### Yerleşim bölgesi kayıtları

------------------------------------------------------------

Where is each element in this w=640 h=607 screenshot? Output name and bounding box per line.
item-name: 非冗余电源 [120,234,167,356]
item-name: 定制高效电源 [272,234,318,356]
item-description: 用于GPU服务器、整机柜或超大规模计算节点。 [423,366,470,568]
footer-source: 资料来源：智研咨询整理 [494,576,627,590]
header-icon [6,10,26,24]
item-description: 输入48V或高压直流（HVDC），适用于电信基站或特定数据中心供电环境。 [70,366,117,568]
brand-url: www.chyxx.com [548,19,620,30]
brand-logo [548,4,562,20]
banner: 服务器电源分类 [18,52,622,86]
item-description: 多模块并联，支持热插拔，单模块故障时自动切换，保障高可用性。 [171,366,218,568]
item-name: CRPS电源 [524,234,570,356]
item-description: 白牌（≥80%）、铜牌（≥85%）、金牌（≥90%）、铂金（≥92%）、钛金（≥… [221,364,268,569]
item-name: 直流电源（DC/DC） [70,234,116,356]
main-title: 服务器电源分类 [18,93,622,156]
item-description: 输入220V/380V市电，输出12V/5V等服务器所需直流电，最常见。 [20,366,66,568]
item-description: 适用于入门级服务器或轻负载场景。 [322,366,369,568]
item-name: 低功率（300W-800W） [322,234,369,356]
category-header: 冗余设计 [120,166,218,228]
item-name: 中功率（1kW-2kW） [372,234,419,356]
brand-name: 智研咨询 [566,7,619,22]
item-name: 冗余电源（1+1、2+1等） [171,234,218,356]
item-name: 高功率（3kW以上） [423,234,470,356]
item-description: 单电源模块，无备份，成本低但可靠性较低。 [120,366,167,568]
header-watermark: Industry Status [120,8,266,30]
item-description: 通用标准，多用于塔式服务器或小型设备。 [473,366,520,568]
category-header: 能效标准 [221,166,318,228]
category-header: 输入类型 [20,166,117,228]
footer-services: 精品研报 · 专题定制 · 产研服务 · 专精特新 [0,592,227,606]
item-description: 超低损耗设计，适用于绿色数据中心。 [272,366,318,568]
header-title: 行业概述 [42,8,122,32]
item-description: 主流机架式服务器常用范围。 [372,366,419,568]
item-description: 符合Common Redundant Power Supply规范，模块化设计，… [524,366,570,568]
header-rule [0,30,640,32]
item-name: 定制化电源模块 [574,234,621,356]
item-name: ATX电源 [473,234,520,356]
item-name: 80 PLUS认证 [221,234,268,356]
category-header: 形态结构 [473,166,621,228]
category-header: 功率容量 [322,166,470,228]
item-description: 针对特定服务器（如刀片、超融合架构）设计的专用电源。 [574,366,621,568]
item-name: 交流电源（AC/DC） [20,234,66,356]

------------------------------------------------------------

### İstenen iş
Materyaldeki bütün satırları hiçbir değişiklik yapmadan olduğu gibi yazıya geçirin.

### Çözüm aşağıda
Where is each element in this w=640 h=607 screenshot? Output name and bounding box per line.
item-name: 非冗余电源 [120,234,167,356]
item-name: 定制高效电源 [272,234,318,356]
item-description: 用于GPU服务器、整机柜或超大规模计算节点。 [423,366,470,568]
footer-source: 资料来源：智研咨询整理 [494,576,627,590]
header-icon [6,10,26,24]
item-description: 输入48V或高压直流（HVDC），适用于电信基站或特定数据中心供电环境。 [70,366,117,568]
brand-url: www.chyxx.com [548,19,620,30]
brand-logo [548,4,562,20]
banner: 服务器电源分类 [18,52,622,86]
item-description: 多模块并联，支持热插拔，单模块故障时自动切换，保障高可用性。 [171,366,218,568]
item-name: CRPS电源 [524,234,570,356]
item-description: 白牌（≥80%）、铜牌（≥85%）、金牌（≥90%）、铂金（≥92%）、钛金（≥… [221,364,268,569]
item-name: 直流电源（DC/DC） [70,234,116,356]
main-title: 服务器电源分类 [18,93,622,156]
item-description: 输入220V/380V市电，输出12V/5V等服务器所需直流电，最常见。 [20,366,66,568]
item-description: 适用于入门级服务器或轻负载场景。 [322,366,369,568]
item-name: 低功率（300W-800W） [322,234,369,356]
category-header: 冗余设计 [120,166,218,228]
item-name: 中功率（1kW-2kW） [372,234,419,356]
brand-name: 智研咨询 [566,7,619,22]
item-name: 冗余电源（1+1、2+1等） [171,234,218,356]
item-name: 高功率（3kW以上） [423,234,470,356]
item-description: 单电源模块，无备份，成本低但可靠性较低。 [120,366,167,568]
header-watermark: Industry Status [120,8,266,30]
item-description: 通用标准，多用于塔式服务器或小型设备。 [473,366,520,568]
category-header: 能效标准 [221,166,318,228]
category-header: 输入类型 [20,166,117,228]
footer-services: 精品研报 · 专题定制 · 产研服务 · 专精特新 [0,592,227,606]
item-description: 超低损耗设计，适用于绿色数据中心。 [272,366,318,568]
header-title: 行业概述 [42,8,122,32]
item-description: 主流机架式服务器常用范围。 [372,366,419,568]
item-description: 符合Common Redundant Power Supply规范，模块化设计，… [524,366,570,568]
header-rule [0,30,640,32]
item-name: 定制化电源模块 [574,234,621,356]
item-name: ATX电源 [473,234,520,356]
item-name: 80 PLUS认证 [221,234,268,356]
category-header: 形态结构 [473,166,621,228]
category-header: 功率容量 [322,166,470,228]
item-description: 针对特定服务器（如刀片、超融合架构）设计的专用电源。 [574,366,621,568]
item-name: 交流电源（AC/DC） [20,234,66,356]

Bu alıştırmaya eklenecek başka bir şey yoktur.